* Work required
Pull each line holding the word "OSCC" from the data.

Collected data:
▼▼▼

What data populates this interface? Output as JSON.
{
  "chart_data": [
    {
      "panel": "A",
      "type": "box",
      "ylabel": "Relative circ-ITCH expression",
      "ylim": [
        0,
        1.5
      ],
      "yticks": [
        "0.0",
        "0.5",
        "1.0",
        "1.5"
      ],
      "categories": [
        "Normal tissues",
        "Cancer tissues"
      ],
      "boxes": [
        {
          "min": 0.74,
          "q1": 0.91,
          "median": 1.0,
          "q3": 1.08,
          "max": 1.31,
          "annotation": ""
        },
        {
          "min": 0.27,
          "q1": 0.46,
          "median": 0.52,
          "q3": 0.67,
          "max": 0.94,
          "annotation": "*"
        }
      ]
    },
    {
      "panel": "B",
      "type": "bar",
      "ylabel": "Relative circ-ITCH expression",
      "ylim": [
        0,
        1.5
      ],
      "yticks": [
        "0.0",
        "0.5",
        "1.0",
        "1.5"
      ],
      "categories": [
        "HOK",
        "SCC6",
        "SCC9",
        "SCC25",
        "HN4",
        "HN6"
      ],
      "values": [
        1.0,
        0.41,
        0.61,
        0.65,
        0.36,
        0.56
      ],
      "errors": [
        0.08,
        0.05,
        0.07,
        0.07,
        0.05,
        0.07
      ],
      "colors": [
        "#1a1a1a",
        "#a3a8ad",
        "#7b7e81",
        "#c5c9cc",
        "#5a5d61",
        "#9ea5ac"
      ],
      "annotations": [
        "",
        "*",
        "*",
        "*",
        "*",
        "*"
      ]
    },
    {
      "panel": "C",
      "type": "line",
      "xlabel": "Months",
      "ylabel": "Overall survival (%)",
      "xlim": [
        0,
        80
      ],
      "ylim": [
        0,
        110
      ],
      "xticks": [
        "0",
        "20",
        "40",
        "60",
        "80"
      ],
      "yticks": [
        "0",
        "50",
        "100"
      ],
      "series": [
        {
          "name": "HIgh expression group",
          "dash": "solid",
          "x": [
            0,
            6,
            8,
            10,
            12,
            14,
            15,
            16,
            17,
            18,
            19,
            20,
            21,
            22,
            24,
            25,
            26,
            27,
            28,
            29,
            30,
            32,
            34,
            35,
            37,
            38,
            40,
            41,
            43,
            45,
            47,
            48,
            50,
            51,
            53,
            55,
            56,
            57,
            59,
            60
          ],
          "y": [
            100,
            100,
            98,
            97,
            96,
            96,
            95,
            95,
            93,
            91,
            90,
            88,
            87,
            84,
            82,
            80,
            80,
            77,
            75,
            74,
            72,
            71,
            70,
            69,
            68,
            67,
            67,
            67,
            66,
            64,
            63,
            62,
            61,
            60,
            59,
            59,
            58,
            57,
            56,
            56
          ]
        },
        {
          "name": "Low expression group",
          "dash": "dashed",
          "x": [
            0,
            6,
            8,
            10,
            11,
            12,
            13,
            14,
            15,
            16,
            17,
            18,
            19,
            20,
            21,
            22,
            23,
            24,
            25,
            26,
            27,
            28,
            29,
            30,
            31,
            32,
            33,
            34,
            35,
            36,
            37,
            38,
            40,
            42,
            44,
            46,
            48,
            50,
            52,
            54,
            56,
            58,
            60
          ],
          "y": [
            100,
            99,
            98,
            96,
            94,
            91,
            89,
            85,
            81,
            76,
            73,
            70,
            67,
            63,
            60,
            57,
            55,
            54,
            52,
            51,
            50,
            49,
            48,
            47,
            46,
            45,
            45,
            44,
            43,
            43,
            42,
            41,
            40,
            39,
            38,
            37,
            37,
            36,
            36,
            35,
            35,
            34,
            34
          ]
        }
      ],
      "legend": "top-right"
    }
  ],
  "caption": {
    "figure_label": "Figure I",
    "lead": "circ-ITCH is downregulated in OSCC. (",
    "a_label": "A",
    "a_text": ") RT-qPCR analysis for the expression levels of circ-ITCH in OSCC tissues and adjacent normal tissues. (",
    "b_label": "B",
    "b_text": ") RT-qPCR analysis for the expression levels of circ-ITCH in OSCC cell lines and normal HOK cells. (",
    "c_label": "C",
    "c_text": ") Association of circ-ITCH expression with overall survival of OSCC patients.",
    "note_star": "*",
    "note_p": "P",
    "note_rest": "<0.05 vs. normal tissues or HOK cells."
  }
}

▲▲▲

* Answer below
    "lead": "circ-ITCH is downregulated in OSCC. (",
    "a_text": ") RT-qPCR analysis for the expression levels of circ-ITCH in OSCC tissues and adjacent normal tissues. (",
    "b_text": ") RT-qPCR analysis for the expression levels of circ-ITCH in OSCC cell lines and normal HOK cells. (",
    "c_text": ") Association of circ-ITCH expression with overall survival of OSCC patients.",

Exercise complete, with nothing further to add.